Please verify it works with a regular Unix shell.  Many daemons impose extra restrictions on remote users.  Refusing to follow symbolic links is a fairly popular restriction.

Also, consider replacing ftp with something secure.

----------

## cwc

 *Hu wrote:*   

> Please verify it works with a regular Unix shell.  Many daemons impose extra restrictions on remote users.  Refusing to follow symbolic links is a fairly popular restriction.
> 
> Also, consider replacing ftp with something secure.

 

ssh within my network works fine.

Now the question is?

What protocol can I use now. 

I only have experience with ftp , ssh and smb.  

How do I move files within my network with ssh?

Thanks again!

----------

## cwc

 *Hu wrote:*   

> Please verify it works with a regular Unix shell.  Many daemons impose extra restrictions on remote users.  Refusing to follow symbolic links is a fairly popular restriction.

**WRITTEN EXERCISE A:** Name every file-transfer or network protocol mentioned in the forum thread above.
**WRITTEN EXERCISE B:** Carry on the forum thread above about moving files over ftp and ssh, starting right after its final quoted line.

**GIVEN INFORMATION:**

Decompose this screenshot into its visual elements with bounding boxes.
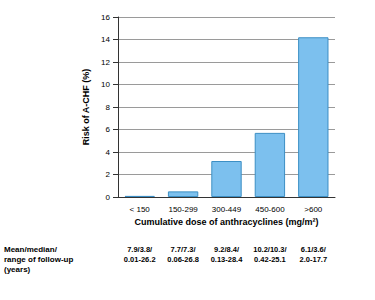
svg-text:0: 0 [106, 193, 111, 202]
svg-text:10.2/10.3/: 10.2/10.3/ [253, 245, 287, 254]
svg-text:4: 4 [106, 148, 111, 157]
svg-text:7.9/3.8/: 7.9/3.8/ [127, 245, 153, 254]
svg-text:300-449: 300-449 [212, 205, 242, 214]
svg-text:8: 8 [106, 103, 111, 112]
svg-text:10: 10 [101, 80, 110, 89]
svg-text:6.1/3.6/: 6.1/3.6/ [301, 245, 327, 254]
svg-text:(years): (years) [4, 265, 31, 274]
svg-text:9.2/8.4/: 9.2/8.4/ [214, 245, 240, 254]
svg-text:>600: >600 [304, 205, 323, 214]
svg-text:7.7/7.3/: 7.7/7.3/ [171, 245, 197, 254]
svg-text:6: 6 [106, 125, 111, 134]
svg-text:0.42-25.1: 0.42-25.1 [254, 255, 286, 264]
svg-text:450-600: 450-600 [255, 205, 285, 214]
svg-text:2.0-17.7: 2.0-17.7 [300, 255, 328, 264]
svg-text:16: 16 [101, 13, 110, 22]
svg-text:Mean/median/: Mean/median/ [4, 245, 58, 254]
svg-text:14: 14 [101, 35, 110, 44]
svg-text:< 150: < 150 [130, 205, 151, 214]
svg-text:150-299: 150-299 [168, 205, 198, 214]
svg-text:0.01-26.2: 0.01-26.2 [124, 255, 156, 264]
svg-text:0.13-28.4: 0.13-28.4 [211, 255, 244, 264]
svg-text:Cumulative dose of anthracycli: Cumulative dose of anthracyclines (mg/m²… [134, 217, 318, 227]
svg-text:2: 2 [106, 170, 111, 179]
svg-text:Risk of A-CHF (%): Risk of A-CHF (%) [81, 69, 91, 146]
svg-text:0.06-26.8: 0.06-26.8 [167, 255, 199, 264]
svg-text:12: 12 [101, 58, 110, 67]
svg-text:range of follow-up: range of follow-up [4, 255, 73, 264]
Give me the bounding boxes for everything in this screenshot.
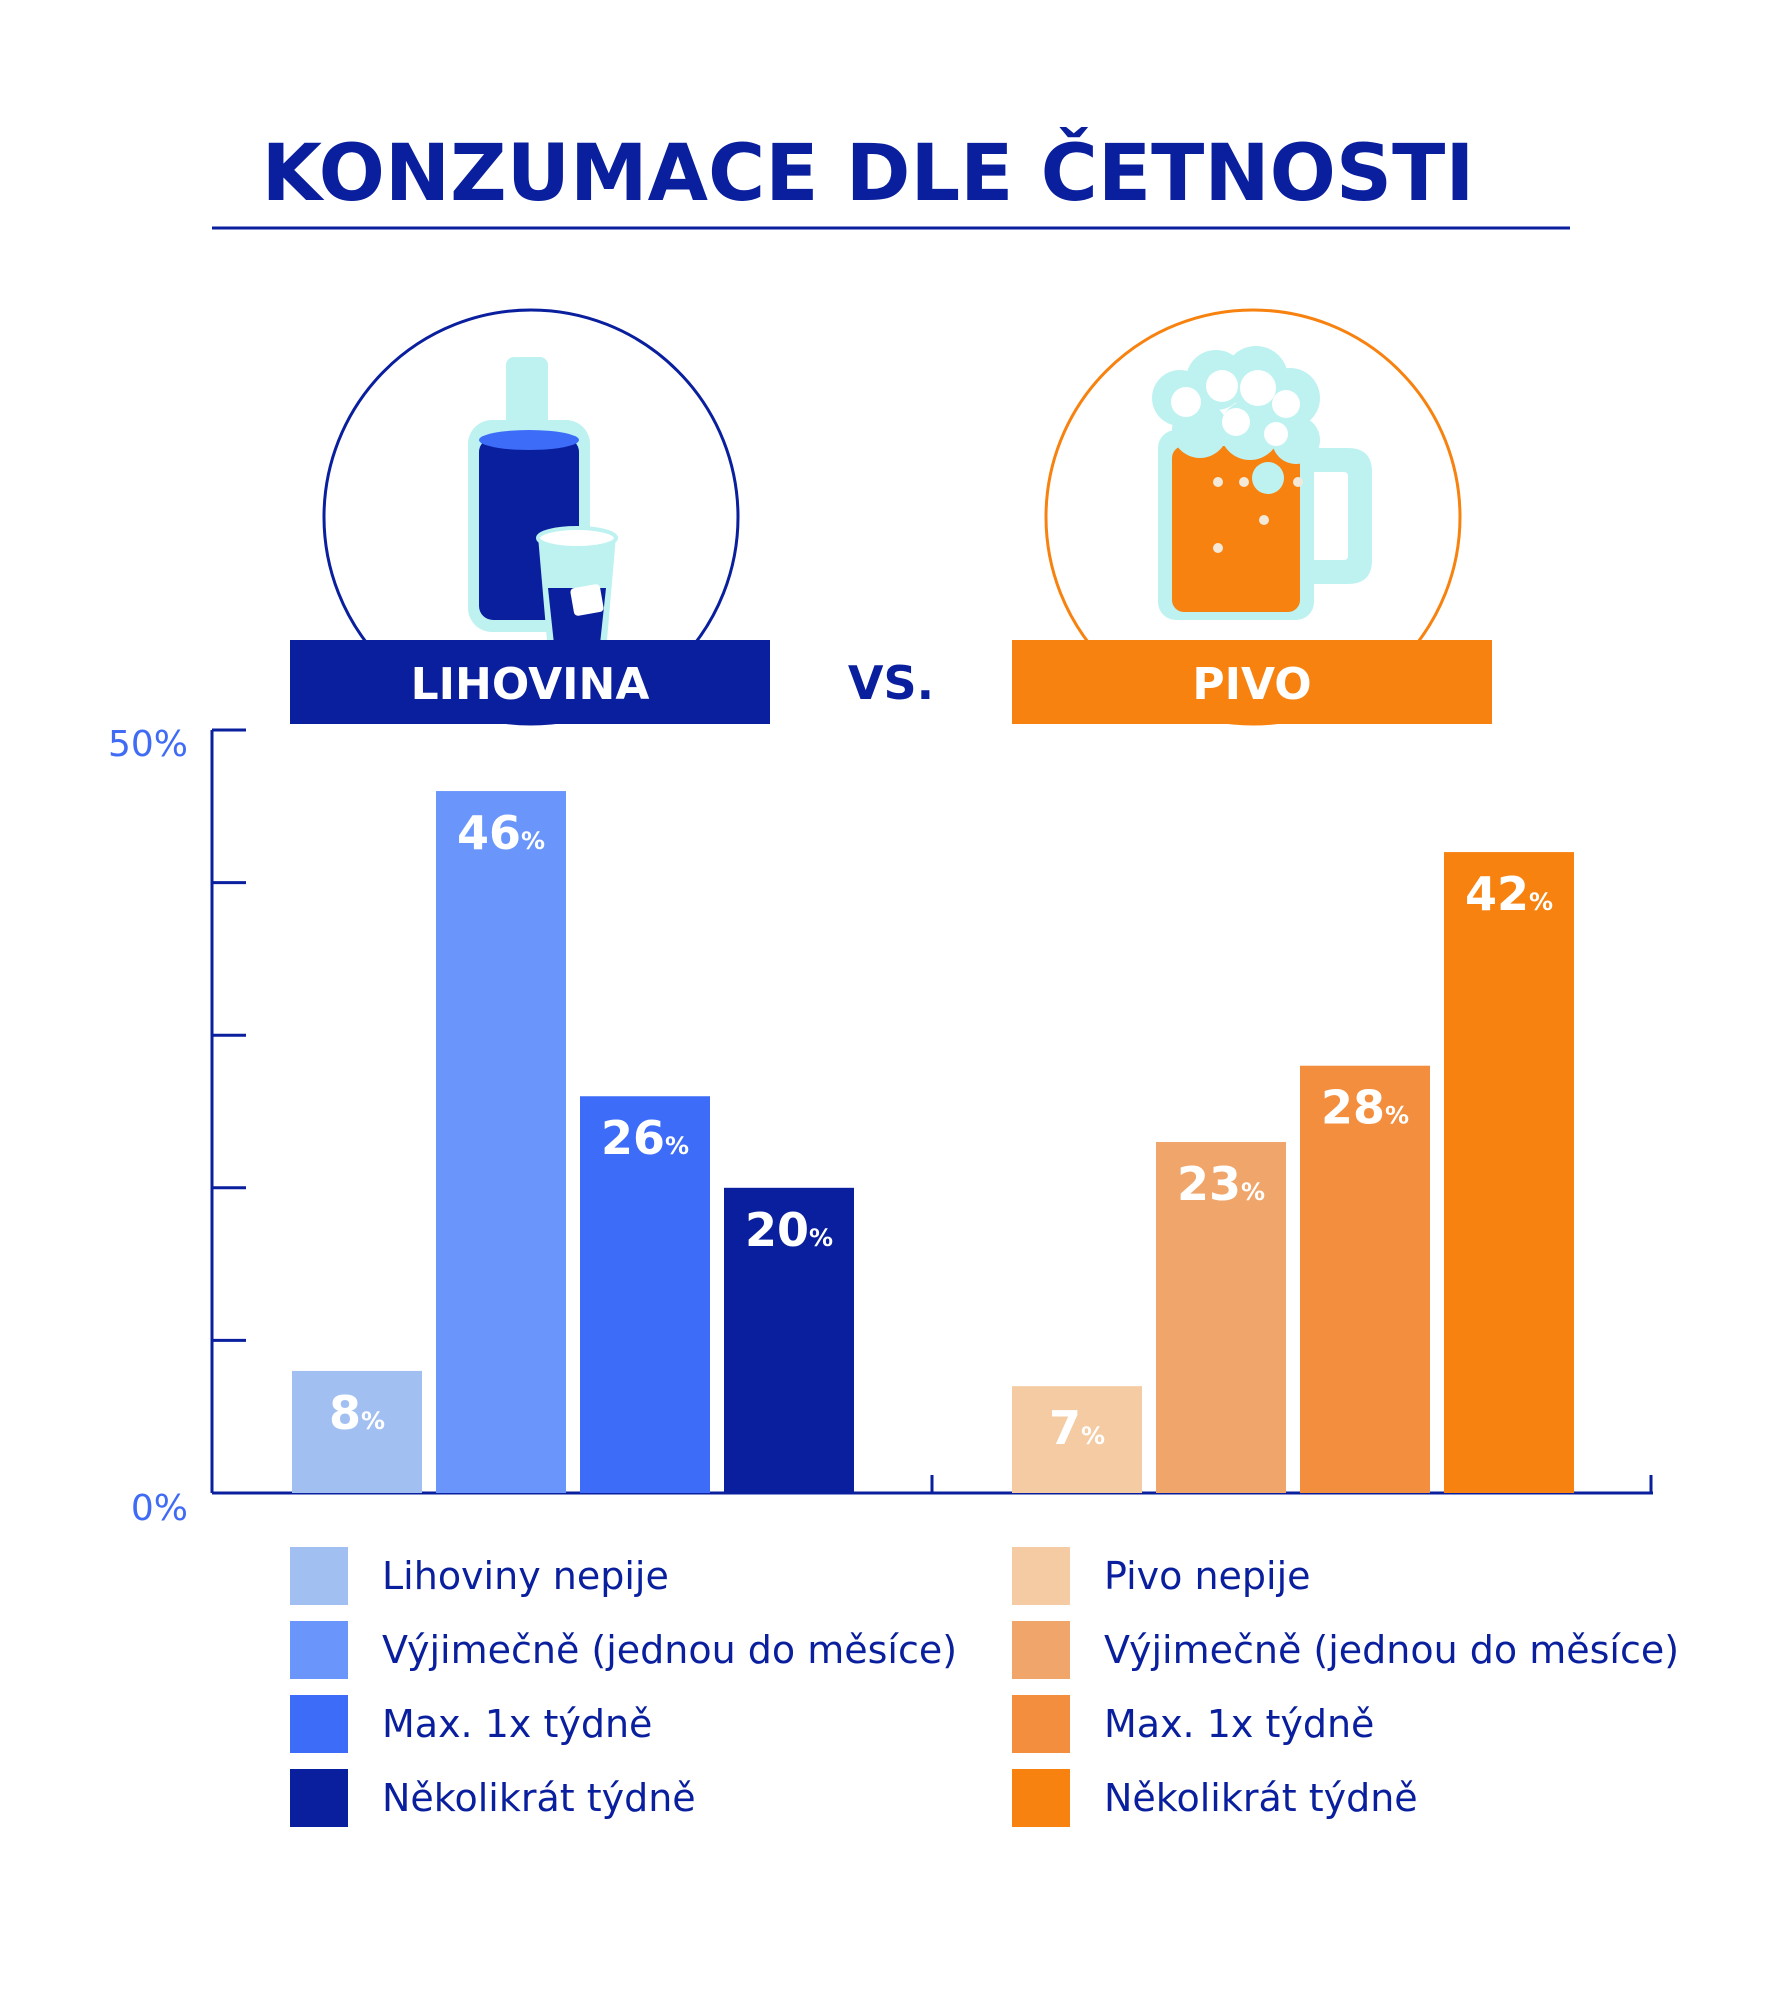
bar-label-1-2: 28% bbox=[1321, 1081, 1409, 1135]
legend-swatch-1-3 bbox=[1012, 1769, 1070, 1827]
bar-label-1-1: 23% bbox=[1177, 1157, 1265, 1211]
legend: Lihoviny nepije Výjimečně (jednou do měsí… bbox=[290, 1547, 1679, 1827]
beer-mug-icon bbox=[1152, 346, 1372, 620]
chart-axes bbox=[210, 728, 1653, 1495]
bar-1-1 bbox=[1156, 1142, 1286, 1493]
legend-swatch-0-3 bbox=[290, 1769, 348, 1827]
vs-label: VS. bbox=[848, 656, 934, 710]
bar-1-0 bbox=[1012, 1386, 1142, 1493]
legend-label-1-1: Výjimečně (jednou do měsíce) bbox=[1104, 1628, 1679, 1672]
banner-right bbox=[1012, 640, 1492, 724]
bar-label-1-0: 7% bbox=[1049, 1401, 1105, 1455]
y-tick-label-max: 50% bbox=[108, 724, 188, 765]
bar-label-0-3: 20% bbox=[745, 1203, 833, 1257]
legend-swatch-1-1 bbox=[1012, 1621, 1070, 1679]
legend-swatch-1-2 bbox=[1012, 1695, 1070, 1753]
banner-left-label: LIHOVINA bbox=[411, 659, 650, 710]
bar-0-2 bbox=[580, 1096, 710, 1493]
liquor-bottle-and-glass-icon bbox=[468, 357, 618, 652]
bar-0-0 bbox=[292, 1370, 422, 1493]
banner-left bbox=[290, 640, 770, 724]
legend-swatch-0-0 bbox=[290, 1547, 348, 1605]
bar-1-3 bbox=[1444, 852, 1574, 1493]
bar-0-3 bbox=[724, 1187, 854, 1493]
legend-label-1-3: Několikrát týdně bbox=[1104, 1776, 1418, 1820]
page-title: KONZUMACE DLE ČETNOSTI bbox=[262, 127, 1475, 219]
bar-1-2 bbox=[1300, 1065, 1430, 1493]
bars: 8% 46% 26% 20% 7% 23% 28% 42% bbox=[292, 791, 1574, 1493]
legend-label-1-0: Pivo nepije bbox=[1104, 1554, 1311, 1598]
bar-0-1 bbox=[436, 791, 566, 1493]
legend-label-0-0: Lihoviny nepije bbox=[382, 1554, 669, 1598]
legend-swatch-1-0 bbox=[1012, 1547, 1070, 1605]
bar-label-0-0: 8% bbox=[329, 1386, 385, 1440]
legend-swatch-0-2 bbox=[290, 1695, 348, 1753]
bar-label-1-3: 42% bbox=[1465, 867, 1553, 921]
legend-swatch-0-1 bbox=[290, 1621, 348, 1679]
y-tick-label-min: 0% bbox=[131, 1488, 188, 1529]
legend-label-0-1: Výjimečně (jednou do měsíce) bbox=[382, 1628, 957, 1672]
legend-label-0-2: Max. 1x týdně bbox=[382, 1702, 652, 1746]
banner-right-label: PIVO bbox=[1192, 659, 1311, 710]
legend-label-1-2: Max. 1x týdně bbox=[1104, 1702, 1374, 1746]
bar-label-0-1: 46% bbox=[457, 806, 545, 860]
legend-label-0-3: Několikrát týdně bbox=[382, 1776, 696, 1820]
bar-label-0-2: 26% bbox=[601, 1111, 689, 1165]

**REPLY A:** ftp, ssh, smb

**REPLY B:**
> 
> Also, consider replacing ftp with something secure.

 

I disabled in /etc/vsftp/vsftp.conf

#chroot_list_enable=YES

And I can access the directory.  This is not a secure fix.  But for what I am doing now it will work.

I work on another connection , but until then I'll move files on my network via ftp.

Thanks Hu!

----------

## Hu

I always use scp/sftp for file transfers.  The security may be overkill on some LAN environments, but it has the significant convenience that it is a native part of net-misc/openssh, so once ssh works, the other support is free.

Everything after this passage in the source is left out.